(Stored items)
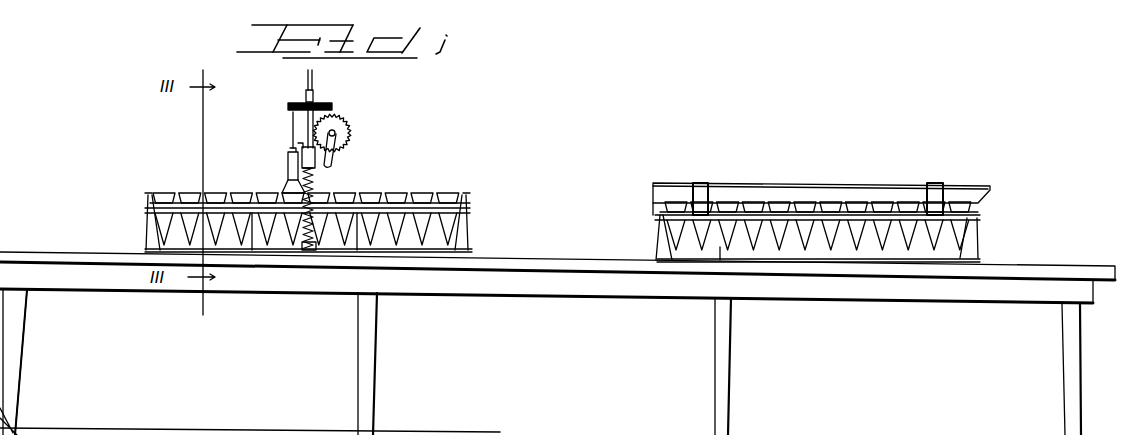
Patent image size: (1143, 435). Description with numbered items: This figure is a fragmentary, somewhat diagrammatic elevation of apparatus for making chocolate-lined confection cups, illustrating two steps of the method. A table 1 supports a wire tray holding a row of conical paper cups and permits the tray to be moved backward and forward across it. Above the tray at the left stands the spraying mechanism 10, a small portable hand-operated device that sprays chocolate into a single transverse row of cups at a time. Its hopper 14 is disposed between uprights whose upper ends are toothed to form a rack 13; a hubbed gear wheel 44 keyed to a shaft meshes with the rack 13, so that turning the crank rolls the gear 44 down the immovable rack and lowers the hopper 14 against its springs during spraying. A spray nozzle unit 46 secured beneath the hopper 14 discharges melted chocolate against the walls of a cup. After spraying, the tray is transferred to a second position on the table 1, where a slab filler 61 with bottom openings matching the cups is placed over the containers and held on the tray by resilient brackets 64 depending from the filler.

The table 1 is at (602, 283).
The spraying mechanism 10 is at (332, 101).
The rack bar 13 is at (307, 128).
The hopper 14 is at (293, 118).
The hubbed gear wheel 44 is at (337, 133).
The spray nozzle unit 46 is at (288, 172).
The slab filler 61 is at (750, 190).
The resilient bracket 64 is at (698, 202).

---

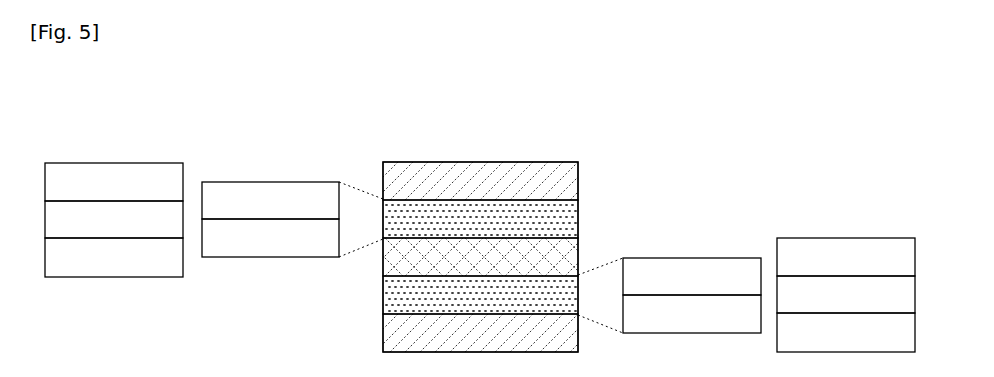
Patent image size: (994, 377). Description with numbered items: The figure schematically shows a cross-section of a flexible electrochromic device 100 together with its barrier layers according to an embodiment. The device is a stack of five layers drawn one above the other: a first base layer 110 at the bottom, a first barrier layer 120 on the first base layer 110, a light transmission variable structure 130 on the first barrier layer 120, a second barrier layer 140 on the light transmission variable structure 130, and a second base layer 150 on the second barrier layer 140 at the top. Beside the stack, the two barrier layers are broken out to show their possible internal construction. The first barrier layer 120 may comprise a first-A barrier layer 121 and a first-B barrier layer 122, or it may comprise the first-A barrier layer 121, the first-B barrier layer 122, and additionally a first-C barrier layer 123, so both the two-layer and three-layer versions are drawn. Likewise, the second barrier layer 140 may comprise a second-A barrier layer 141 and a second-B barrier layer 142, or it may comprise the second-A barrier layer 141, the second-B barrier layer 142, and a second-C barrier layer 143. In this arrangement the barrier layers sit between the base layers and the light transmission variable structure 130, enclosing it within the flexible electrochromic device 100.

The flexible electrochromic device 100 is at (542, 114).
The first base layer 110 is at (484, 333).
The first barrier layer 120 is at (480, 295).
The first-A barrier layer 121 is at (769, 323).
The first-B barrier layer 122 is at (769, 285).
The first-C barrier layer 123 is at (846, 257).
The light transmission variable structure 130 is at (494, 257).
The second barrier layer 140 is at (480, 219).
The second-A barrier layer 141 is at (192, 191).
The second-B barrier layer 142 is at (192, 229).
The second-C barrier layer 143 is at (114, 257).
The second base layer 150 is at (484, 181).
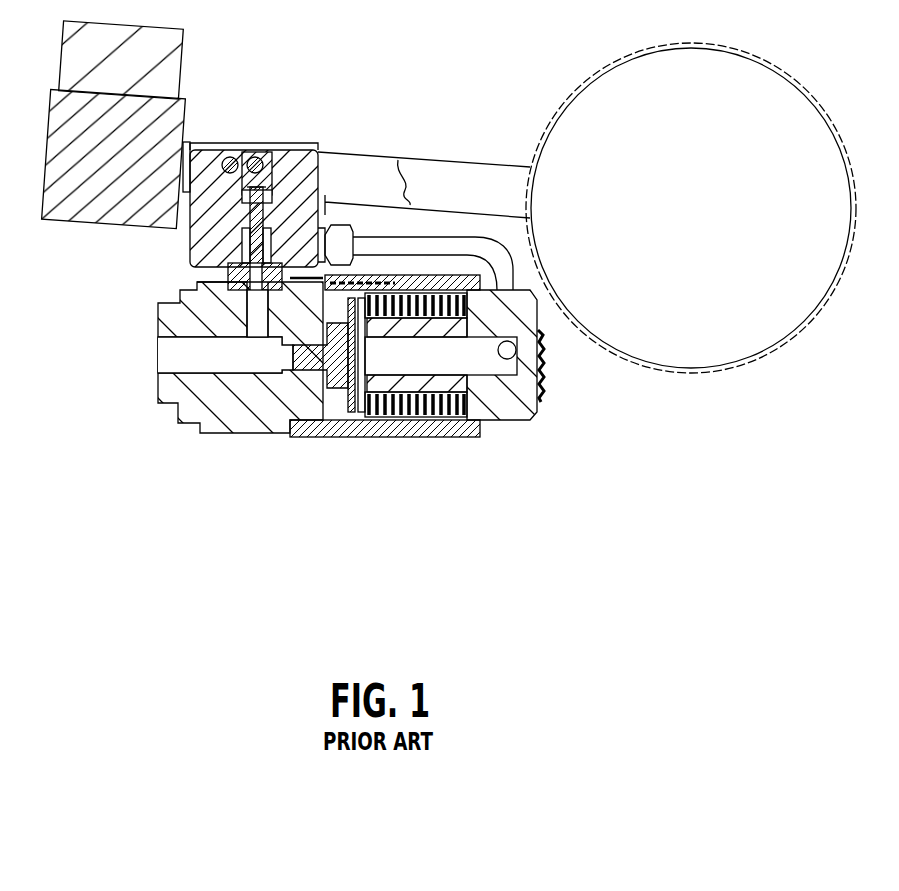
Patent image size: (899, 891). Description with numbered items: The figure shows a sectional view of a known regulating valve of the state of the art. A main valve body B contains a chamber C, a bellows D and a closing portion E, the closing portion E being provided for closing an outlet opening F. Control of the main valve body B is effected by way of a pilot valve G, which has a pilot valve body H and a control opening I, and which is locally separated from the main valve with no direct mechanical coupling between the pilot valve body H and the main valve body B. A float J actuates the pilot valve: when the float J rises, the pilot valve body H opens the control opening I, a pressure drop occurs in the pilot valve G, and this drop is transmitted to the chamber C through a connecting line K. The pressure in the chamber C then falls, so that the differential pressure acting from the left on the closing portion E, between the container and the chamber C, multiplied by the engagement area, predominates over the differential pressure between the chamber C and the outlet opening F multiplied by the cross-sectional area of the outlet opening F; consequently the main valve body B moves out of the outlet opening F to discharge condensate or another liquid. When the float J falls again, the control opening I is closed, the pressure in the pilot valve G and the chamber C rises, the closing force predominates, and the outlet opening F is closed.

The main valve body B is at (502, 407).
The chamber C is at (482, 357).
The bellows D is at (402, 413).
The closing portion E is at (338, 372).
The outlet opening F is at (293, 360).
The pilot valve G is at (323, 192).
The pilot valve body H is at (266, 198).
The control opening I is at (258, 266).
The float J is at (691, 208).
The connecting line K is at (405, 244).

* _GIVEN EXERCISE_
Write out the lines between the one holding "Patent image size: (1143, 435)." and the one holding "The slab filler 61 is at (750, 190).", inclusive, as a numbered list with blank lines left out.

* _RESPONSE BELOW_
1. Patent image size: (1143, 435). Description with numbered items: This figure is a fragmentary, somewhat diagrammatic elevation of apparatus for making chocolate-lined confection cups, illustrating two steps of the method. A table 1 supports a wire tray holding a row of conical paper cups and permits the tray to be moved backward and forward across it. Above the tray at the left stands the spraying mechanism 10, a small portable hand-operated device that sprays chocolate into a single transverse row of cups at a time. Its hopper 14 is disposed between uprights whose upper ends are toothed to form a rack 13; a hubbed gear wheel 44 keyed to a shaft meshes with the rack 13, so that turning the crank rolls the gear 44 down the immovable rack and lowers the hopper 14 against its springs during spraying. A spray nozzle unit 46 secured beneath the hopper 14 discharges melted chocolate against the walls of a cup. After spraying, the tray is transferred to a second position on the table 1, where a slab filler 61 with bottom openings matching the cups is placed over the containers and held on the tray by resilient brackets 64 depending from the filler.
2. The table 1 is at (602, 283).
3. The spraying mechanism 10 is at (332, 101).
4. The rack bar 13 is at (307, 128).
5. The hopper 14 is at (293, 118).
6. The hubbed gear wheel 44 is at (337, 133).
7. The spray nozzle unit 46 is at (288, 172).
8. The slab filler 61 is at (750, 190).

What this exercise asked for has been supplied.